-- START Extracted data --

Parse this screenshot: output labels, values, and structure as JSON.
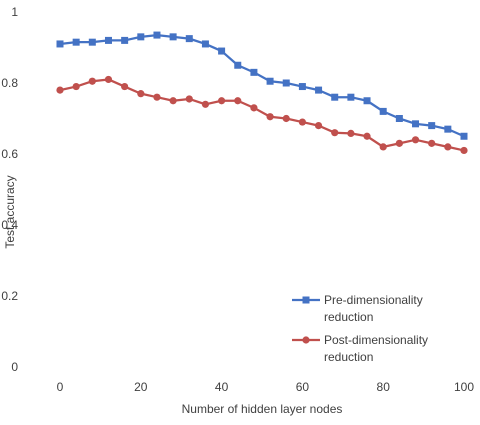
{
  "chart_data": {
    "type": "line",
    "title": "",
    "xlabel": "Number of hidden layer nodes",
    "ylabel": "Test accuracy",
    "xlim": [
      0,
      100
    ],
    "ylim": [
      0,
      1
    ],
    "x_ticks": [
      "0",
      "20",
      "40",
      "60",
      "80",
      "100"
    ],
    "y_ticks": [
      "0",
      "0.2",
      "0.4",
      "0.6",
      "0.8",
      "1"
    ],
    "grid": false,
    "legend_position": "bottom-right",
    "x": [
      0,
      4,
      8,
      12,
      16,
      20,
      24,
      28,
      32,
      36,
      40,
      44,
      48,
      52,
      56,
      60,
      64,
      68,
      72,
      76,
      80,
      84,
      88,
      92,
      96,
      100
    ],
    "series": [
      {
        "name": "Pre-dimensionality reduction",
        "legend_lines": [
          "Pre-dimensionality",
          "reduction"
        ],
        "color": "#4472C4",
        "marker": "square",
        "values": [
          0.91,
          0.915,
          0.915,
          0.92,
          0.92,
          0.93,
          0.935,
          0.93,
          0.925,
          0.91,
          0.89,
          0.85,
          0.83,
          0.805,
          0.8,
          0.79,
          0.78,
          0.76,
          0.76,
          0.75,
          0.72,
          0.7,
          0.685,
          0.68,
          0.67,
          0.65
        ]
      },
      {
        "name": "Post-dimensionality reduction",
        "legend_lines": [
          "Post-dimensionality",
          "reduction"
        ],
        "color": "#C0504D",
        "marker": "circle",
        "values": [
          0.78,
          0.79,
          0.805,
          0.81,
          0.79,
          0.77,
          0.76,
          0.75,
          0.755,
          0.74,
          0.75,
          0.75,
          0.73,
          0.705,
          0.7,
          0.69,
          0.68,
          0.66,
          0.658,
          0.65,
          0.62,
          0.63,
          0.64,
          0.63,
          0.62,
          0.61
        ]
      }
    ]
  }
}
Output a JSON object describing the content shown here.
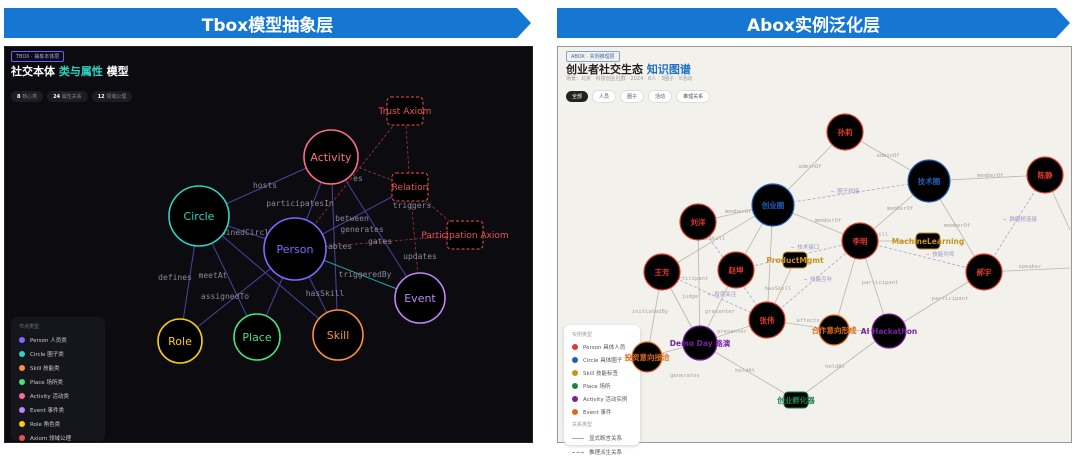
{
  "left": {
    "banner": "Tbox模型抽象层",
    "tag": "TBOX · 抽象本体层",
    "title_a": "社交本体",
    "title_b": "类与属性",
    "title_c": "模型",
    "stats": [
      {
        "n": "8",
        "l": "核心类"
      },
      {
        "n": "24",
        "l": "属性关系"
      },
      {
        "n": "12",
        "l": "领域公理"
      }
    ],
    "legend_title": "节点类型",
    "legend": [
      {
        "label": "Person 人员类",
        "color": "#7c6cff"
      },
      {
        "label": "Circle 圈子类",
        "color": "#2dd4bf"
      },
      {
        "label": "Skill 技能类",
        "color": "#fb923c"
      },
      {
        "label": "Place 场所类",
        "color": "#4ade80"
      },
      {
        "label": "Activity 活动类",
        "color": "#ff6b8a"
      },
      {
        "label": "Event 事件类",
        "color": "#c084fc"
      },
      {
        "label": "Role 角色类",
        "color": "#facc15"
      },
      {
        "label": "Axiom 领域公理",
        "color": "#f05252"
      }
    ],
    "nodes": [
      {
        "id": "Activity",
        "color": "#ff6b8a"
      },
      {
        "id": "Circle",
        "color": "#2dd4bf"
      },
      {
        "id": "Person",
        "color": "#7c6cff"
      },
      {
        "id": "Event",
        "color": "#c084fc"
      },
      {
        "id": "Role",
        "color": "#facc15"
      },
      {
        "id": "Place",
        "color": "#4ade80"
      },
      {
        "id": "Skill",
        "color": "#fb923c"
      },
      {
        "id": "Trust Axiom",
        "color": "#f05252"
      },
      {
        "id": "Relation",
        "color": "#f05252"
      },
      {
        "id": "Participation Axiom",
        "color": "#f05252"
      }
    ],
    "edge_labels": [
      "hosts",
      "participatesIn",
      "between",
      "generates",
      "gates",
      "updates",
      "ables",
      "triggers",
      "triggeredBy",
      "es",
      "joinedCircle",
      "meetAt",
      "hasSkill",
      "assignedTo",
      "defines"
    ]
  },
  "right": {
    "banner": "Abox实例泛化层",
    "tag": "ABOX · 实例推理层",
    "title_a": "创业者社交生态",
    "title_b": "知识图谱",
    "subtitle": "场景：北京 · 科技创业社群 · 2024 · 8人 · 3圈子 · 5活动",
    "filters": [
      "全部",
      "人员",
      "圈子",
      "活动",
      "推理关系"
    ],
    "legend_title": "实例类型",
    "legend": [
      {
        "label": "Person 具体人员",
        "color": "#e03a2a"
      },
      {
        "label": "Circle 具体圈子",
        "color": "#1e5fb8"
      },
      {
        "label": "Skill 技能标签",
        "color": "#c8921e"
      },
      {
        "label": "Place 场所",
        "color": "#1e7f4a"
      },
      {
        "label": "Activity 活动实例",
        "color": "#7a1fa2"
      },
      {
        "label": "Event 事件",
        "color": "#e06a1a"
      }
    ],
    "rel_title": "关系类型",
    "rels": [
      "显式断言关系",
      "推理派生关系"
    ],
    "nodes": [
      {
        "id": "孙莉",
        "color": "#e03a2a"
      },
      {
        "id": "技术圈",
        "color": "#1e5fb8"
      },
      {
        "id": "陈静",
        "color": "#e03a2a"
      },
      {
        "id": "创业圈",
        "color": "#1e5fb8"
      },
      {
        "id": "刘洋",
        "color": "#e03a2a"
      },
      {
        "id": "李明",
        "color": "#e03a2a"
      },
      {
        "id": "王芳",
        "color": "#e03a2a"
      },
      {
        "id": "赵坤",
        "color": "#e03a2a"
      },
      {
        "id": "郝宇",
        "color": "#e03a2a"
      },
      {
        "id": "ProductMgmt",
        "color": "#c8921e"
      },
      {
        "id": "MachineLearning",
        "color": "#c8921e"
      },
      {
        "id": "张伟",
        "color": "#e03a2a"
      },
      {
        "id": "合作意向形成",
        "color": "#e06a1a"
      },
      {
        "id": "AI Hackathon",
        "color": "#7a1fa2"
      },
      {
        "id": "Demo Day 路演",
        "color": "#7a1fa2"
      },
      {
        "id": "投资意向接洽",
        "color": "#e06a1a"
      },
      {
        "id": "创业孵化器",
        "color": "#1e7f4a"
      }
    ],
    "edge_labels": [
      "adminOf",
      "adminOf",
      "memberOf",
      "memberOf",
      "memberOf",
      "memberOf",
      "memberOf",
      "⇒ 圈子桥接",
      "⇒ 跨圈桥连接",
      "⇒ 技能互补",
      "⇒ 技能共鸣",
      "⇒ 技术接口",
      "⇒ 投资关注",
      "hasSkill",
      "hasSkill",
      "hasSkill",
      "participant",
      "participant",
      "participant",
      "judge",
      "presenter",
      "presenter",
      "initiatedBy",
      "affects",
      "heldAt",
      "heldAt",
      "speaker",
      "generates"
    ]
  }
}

-- END Extracted data --

• _Directions for this task_
The data above should be repeated exactly, minus any pictures.

• _Written solution_
Parse this screenshot: output labels, values, and structure as JSON.
{
  "chart_data": {
    "type": "line",
    "title": "",
    "xlabel": "Number of hidden layer nodes",
    "ylabel": "Test accuracy",
    "xlim": [
      0,
      100
    ],
    "ylim": [
      0,
      1
    ],
    "x_ticks": [
      "0",
      "20",
      "40",
      "60",
      "80",
      "100"
    ],
    "y_ticks": [
      "0",
      "0.2",
      "0.4",
      "0.6",
      "0.8",
      "1"
    ],
    "grid": false,
    "legend_position": "bottom-right",
    "x": [
      0,
      4,
      8,
      12,
      16,
      20,
      24,
      28,
      32,
      36,
      40,
      44,
      48,
      52,
      56,
      60,
      64,
      68,
      72,
      76,
      80,
      84,
      88,
      92,
      96,
      100
    ],
    "series": [
      {
        "name": "Pre-dimensionality reduction",
        "legend_lines": [
          "Pre-dimensionality",
          "reduction"
        ],
        "color": "#4472C4",
        "marker": "square",
        "values": [
          0.91,
          0.915,
          0.915,
          0.92,
          0.92,
          0.93,
          0.935,
          0.93,
          0.925,
          0.91,
          0.89,
          0.85,
          0.83,
          0.805,
          0.8,
          0.79,
          0.78,
          0.76,
          0.76,
          0.75,
          0.72,
          0.7,
          0.685,
          0.68,
          0.67,
          0.65
        ]
      },
      {
        "name": "Post-dimensionality reduction",
        "legend_lines": [
          "Post-dimensionality",
          "reduction"
        ],
        "color": "#C0504D",
        "marker": "circle",
        "values": [
          0.78,
          0.79,
          0.805,
          0.81,
          0.79,
          0.77,
          0.76,
          0.75,
          0.755,
          0.74,
          0.75,
          0.75,
          0.73,
          0.705,
          0.7,
          0.69,
          0.68,
          0.66,
          0.658,
          0.65,
          0.62,
          0.63,
          0.64,
          0.63,
          0.62,
          0.61
        ]
      }
    ]
  }
}
Output a JSON object describing the content shown here.
{
  "left": {
    "banner": "Tbox模型抽象层",
    "tag": "TBOX · 抽象本体层",
    "title_a": "社交本体",
    "title_b": "类与属性",
    "title_c": "模型",
    "stats": [
      {
        "n": "8",
        "l": "核心类"
      },
      {
        "n": "24",
        "l": "属性关系"
      },
      {
        "n": "12",
        "l": "领域公理"
      }
    ],
    "legend_title": "节点类型",
    "legend": [
      {
        "label": "Person 人员类",
        "color": "#7c6cff"
      },
      {
        "label": "Circle 圈子类",
        "color": "#2dd4bf"
      },
      {
        "label": "Skill 技能类",
        "color": "#fb923c"
      },
      {
        "label": "Place 场所类",
        "color": "#4ade80"
      },
      {
        "label": "Activity 活动类",
        "color": "#ff6b8a"
      },
      {
        "label": "Event 事件类",
        "color": "#c084fc"
      },
      {
        "label": "Role 角色类",
        "color": "#facc15"
      },
      {
        "label": "Axiom 领域公理",
        "color": "#f05252"
      }
    ],
    "nodes": [
      {
        "id": "Activity",
        "color": "#ff6b8a"
      },
      {
        "id": "Circle",
        "color": "#2dd4bf"
      },
      {
        "id": "Person",
        "color": "#7c6cff"
      },
      {
        "id": "Event",
        "color": "#c084fc"
      },
      {
        "id": "Role",
        "color": "#facc15"
      },
      {
        "id": "Place",
        "color": "#4ade80"
      },
      {
        "id": "Skill",
        "color": "#fb923c"
      },
      {
        "id": "Trust Axiom",
        "color": "#f05252"
      },
      {
        "id": "Relation",
        "color": "#f05252"
      },
      {
        "id": "Participation Axiom",
        "color": "#f05252"
      }
    ],
    "edge_labels": [
      "hosts",
      "participatesIn",
      "between",
      "generates",
      "gates",
      "updates",
      "ables",
      "triggers",
      "triggeredBy",
      "es",
      "joinedCircle",
      "meetAt",
      "hasSkill",
      "assignedTo",
      "defines"
    ]
  },
  "right": {
    "banner": "Abox实例泛化层",
    "tag": "ABOX · 实例推理层",
    "title_a": "创业者社交生态",
    "title_b": "知识图谱",
    "subtitle": "场景：北京 · 科技创业社群 · 2024 · 8人 · 3圈子 · 5活动",
    "filters": [
      "全部",
      "人员",
      "圈子",
      "活动",
      "推理关系"
    ],
    "legend_title": "实例类型",
    "legend": [
      {
        "label": "Person 具体人员",
        "color": "#e03a2a"
      },
      {
        "label": "Circle 具体圈子",
        "color": "#1e5fb8"
      },
      {
        "label": "Skill 技能标签",
        "color": "#c8921e"
      },
      {
        "label": "Place 场所",
        "color": "#1e7f4a"
      },
      {
        "label": "Activity 活动实例",
        "color": "#7a1fa2"
      },
      {
        "label": "Event 事件",
        "color": "#e06a1a"
      }
    ],
    "rel_title": "关系类型",
    "rels": [
      "显式断言关系",
      "推理派生关系"
    ],
    "nodes": [
      {
        "id": "孙莉",
        "color": "#e03a2a"
      },
      {
        "id": "技术圈",
        "color": "#1e5fb8"
      },
      {
        "id": "陈静",
        "color": "#e03a2a"
      },
      {
        "id": "创业圈",
        "color": "#1e5fb8"
      },
      {
        "id": "刘洋",
        "color": "#e03a2a"
      },
      {
        "id": "李明",
        "color": "#e03a2a"
      },
      {
        "id": "王芳",
        "color": "#e03a2a"
      },
      {
        "id": "赵坤",
        "color": "#e03a2a"
      },
      {
        "id": "郝宇",
        "color": "#e03a2a"
      },
      {
        "id": "ProductMgmt",
        "color": "#c8921e"
      },
      {
        "id": "MachineLearning",
        "color": "#c8921e"
      },
      {
        "id": "张伟",
        "color": "#e03a2a"
      },
      {
        "id": "合作意向形成",
        "color": "#e06a1a"
      },
      {
        "id": "AI Hackathon",
        "color": "#7a1fa2"
      },
      {
        "id": "Demo Day 路演",
        "color": "#7a1fa2"
      },
      {
        "id": "投资意向接洽",
        "color": "#e06a1a"
      },
      {
        "id": "创业孵化器",
        "color": "#1e7f4a"
      }
    ],
    "edge_labels": [
      "adminOf",
      "adminOf",
      "memberOf",
      "memberOf",
      "memberOf",
      "memberOf",
      "memberOf",
      "⇒ 圈子桥接",
      "⇒ 跨圈桥连接",
      "⇒ 技能互补",
      "⇒ 技能共鸣",
      "⇒ 技术接口",
      "⇒ 投资关注",
      "hasSkill",
      "hasSkill",
      "hasSkill",
      "participant",
      "participant",
      "participant",
      "judge",
      "presenter",
      "presenter",
      "initiatedBy",
      "affects",
      "heldAt",
      "heldAt",
      "speaker",
      "generates"
    ]
  }
}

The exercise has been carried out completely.